Task directions:
Find each line below where the word "Congress" occurs, and copy it.

Data records:
⟨

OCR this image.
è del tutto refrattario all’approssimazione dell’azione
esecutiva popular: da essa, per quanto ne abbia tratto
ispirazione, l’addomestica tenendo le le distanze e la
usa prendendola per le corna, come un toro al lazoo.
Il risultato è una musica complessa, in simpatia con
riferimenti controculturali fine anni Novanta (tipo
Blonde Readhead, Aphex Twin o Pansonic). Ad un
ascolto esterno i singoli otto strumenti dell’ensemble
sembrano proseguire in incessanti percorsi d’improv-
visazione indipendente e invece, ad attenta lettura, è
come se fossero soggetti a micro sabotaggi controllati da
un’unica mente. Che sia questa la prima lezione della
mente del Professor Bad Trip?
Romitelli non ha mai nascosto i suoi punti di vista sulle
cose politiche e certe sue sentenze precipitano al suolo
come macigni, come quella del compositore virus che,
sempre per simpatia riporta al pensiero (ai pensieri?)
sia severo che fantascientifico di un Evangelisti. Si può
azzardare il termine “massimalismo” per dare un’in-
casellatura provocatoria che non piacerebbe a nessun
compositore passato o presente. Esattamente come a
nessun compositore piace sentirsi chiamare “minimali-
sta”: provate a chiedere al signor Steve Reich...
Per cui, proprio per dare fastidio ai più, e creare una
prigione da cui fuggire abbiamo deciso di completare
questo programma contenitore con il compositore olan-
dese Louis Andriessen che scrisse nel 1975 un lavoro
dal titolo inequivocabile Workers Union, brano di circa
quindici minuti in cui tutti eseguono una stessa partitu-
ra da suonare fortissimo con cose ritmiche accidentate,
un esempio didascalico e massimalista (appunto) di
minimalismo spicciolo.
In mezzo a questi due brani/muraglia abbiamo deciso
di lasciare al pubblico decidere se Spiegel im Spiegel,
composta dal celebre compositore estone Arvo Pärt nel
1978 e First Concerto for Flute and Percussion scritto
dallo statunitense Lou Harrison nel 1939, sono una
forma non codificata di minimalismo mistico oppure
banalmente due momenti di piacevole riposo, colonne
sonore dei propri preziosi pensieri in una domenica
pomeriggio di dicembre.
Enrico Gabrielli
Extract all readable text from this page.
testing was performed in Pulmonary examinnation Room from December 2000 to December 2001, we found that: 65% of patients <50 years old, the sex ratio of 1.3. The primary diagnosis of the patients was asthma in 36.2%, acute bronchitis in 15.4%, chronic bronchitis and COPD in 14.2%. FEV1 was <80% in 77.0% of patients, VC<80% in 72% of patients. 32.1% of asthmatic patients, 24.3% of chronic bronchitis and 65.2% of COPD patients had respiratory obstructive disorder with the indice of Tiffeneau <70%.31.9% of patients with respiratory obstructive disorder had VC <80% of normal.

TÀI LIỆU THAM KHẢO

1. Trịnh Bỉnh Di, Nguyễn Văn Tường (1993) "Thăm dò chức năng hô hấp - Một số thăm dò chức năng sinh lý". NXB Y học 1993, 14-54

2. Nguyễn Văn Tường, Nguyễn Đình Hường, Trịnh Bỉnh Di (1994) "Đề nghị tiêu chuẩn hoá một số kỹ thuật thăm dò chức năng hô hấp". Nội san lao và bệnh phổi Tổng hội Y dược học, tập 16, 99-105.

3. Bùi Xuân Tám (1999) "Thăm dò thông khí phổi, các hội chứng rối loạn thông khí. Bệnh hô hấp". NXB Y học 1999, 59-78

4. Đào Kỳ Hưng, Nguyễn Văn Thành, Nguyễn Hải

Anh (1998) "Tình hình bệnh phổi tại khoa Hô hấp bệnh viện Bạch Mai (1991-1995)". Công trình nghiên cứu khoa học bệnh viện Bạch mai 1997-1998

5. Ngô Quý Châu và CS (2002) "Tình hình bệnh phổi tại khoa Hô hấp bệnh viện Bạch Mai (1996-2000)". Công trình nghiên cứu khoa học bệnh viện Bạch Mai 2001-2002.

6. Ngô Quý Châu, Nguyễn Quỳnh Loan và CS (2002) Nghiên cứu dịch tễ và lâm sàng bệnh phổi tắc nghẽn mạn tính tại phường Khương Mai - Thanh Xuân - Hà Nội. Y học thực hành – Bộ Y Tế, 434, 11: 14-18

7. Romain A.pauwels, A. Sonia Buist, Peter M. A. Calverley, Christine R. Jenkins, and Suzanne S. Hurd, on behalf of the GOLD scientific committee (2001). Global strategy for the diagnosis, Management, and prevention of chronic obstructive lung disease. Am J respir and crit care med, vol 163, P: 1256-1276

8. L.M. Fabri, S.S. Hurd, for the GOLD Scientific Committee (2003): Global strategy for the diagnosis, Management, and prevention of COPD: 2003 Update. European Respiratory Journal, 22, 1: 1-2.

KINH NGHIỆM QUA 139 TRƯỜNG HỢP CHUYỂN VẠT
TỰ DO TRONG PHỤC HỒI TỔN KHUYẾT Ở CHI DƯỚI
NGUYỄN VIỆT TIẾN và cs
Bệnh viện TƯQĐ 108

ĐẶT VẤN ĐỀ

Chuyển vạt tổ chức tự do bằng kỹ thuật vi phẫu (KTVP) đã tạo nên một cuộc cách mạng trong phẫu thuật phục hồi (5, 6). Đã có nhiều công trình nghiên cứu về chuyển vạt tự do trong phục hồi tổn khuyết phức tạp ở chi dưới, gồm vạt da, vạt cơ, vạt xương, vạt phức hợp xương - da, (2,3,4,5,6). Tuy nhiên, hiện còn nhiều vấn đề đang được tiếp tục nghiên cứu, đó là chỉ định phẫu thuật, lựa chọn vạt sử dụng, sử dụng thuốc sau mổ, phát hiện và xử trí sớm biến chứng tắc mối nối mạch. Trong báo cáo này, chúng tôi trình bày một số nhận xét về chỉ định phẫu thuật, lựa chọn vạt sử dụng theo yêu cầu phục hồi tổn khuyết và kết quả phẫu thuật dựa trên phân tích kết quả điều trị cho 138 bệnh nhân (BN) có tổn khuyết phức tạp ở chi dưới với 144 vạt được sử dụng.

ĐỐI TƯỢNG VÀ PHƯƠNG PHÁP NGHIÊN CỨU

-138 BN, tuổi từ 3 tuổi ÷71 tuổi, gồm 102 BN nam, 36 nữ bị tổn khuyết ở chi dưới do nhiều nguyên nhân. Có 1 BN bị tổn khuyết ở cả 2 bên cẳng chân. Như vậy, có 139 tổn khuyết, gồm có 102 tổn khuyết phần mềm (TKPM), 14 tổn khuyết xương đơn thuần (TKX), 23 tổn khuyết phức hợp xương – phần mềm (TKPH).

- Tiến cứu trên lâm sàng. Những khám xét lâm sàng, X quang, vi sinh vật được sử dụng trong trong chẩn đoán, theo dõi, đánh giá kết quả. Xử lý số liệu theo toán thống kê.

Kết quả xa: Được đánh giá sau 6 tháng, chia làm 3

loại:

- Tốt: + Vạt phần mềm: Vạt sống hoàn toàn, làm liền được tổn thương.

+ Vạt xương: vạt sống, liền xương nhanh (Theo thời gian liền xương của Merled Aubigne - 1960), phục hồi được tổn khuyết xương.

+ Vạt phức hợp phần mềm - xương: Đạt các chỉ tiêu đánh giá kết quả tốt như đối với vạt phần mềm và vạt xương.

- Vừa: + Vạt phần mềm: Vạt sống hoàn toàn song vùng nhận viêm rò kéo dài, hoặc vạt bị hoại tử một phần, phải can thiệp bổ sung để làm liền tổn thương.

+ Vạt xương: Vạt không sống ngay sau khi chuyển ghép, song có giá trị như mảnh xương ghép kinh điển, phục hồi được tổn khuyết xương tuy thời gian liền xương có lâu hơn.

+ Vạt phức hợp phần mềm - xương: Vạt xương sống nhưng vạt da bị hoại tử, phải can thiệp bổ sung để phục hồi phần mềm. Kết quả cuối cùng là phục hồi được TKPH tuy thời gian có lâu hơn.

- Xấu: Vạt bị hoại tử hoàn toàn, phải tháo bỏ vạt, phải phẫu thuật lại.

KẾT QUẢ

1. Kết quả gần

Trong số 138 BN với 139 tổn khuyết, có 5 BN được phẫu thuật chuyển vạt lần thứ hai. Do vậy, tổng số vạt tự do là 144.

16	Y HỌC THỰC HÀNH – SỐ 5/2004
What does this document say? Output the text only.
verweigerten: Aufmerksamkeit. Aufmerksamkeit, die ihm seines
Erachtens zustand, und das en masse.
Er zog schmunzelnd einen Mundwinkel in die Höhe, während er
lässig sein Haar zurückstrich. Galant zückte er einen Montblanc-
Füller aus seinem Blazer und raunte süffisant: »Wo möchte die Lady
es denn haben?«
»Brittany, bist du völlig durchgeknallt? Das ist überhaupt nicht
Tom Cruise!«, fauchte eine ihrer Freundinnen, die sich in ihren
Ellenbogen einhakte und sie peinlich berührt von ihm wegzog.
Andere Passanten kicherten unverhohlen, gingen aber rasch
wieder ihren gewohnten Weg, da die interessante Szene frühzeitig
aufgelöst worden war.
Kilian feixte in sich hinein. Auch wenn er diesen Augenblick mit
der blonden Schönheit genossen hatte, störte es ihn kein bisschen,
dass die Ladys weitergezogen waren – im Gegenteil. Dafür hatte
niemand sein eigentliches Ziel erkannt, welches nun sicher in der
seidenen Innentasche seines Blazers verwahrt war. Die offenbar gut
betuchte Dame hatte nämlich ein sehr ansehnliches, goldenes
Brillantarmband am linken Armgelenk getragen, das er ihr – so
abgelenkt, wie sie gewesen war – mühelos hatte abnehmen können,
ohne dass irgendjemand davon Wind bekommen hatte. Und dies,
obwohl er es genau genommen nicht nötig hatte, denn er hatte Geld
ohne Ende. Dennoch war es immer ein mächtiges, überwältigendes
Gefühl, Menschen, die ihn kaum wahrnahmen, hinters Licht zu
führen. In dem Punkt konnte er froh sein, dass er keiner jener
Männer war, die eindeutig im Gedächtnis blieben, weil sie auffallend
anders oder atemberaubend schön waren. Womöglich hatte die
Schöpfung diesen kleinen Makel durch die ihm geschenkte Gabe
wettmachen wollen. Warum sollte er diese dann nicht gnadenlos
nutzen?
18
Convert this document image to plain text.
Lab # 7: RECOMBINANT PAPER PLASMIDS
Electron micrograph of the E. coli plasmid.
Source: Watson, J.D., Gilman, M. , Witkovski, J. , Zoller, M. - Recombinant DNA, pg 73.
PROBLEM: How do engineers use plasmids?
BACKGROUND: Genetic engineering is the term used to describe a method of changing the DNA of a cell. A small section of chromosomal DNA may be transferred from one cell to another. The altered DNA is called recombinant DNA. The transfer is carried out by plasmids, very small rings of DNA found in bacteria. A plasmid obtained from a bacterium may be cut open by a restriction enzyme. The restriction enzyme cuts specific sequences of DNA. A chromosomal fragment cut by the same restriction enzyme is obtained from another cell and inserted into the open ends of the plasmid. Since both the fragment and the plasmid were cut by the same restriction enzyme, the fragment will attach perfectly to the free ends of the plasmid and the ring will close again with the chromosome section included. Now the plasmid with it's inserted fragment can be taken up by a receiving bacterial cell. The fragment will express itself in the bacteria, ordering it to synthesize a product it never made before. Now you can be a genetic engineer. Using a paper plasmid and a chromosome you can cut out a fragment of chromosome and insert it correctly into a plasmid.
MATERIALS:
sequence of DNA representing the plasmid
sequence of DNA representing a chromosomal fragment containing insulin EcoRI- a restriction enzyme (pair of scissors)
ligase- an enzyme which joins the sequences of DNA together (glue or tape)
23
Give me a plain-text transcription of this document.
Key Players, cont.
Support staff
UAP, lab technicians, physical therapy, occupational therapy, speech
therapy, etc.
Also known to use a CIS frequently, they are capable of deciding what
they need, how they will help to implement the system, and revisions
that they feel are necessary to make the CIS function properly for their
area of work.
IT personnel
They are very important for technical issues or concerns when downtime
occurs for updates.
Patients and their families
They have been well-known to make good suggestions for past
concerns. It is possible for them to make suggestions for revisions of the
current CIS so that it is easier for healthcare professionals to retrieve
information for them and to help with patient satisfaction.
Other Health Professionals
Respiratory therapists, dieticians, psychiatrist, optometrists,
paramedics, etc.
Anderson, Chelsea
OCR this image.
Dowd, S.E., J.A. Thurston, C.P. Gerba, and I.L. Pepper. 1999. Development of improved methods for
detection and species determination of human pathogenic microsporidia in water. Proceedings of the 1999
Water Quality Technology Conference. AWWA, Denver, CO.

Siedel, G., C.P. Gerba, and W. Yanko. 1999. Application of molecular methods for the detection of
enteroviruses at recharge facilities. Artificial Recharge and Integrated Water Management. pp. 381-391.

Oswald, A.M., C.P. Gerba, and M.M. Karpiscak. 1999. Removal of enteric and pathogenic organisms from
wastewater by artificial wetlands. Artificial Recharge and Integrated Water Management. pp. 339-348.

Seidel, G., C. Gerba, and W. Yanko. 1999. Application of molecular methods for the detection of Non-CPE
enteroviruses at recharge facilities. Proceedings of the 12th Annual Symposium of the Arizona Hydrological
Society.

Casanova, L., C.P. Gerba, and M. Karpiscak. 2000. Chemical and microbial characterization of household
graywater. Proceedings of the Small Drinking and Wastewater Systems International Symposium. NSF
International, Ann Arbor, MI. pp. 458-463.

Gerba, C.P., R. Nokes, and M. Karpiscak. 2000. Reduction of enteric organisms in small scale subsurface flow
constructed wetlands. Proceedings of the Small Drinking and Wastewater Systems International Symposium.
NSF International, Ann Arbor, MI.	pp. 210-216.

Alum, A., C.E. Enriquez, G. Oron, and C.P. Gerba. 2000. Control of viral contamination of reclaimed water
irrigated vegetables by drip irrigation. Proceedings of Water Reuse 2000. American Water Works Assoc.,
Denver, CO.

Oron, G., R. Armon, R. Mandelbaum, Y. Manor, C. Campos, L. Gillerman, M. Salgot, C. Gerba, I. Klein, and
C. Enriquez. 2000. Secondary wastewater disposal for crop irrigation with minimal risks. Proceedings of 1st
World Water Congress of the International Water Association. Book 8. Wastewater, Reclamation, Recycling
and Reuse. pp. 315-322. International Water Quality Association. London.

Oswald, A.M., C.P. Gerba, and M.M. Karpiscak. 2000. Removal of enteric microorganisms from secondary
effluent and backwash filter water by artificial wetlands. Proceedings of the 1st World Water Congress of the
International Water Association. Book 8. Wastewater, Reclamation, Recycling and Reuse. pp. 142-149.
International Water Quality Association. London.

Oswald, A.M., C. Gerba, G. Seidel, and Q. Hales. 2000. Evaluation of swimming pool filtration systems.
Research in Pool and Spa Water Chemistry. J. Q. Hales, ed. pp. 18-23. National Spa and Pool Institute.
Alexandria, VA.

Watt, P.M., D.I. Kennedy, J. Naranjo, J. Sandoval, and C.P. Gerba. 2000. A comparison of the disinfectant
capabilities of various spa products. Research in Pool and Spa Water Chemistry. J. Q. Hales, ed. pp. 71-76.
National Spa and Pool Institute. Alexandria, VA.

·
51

⟩

Written answer:
World Water Congress of the International Water Association. Book 8. Wastewater, Reclamation, Recycling
effluent and backwash filter water by artificial wetlands. Proceedings of the 1st World Water Congress of the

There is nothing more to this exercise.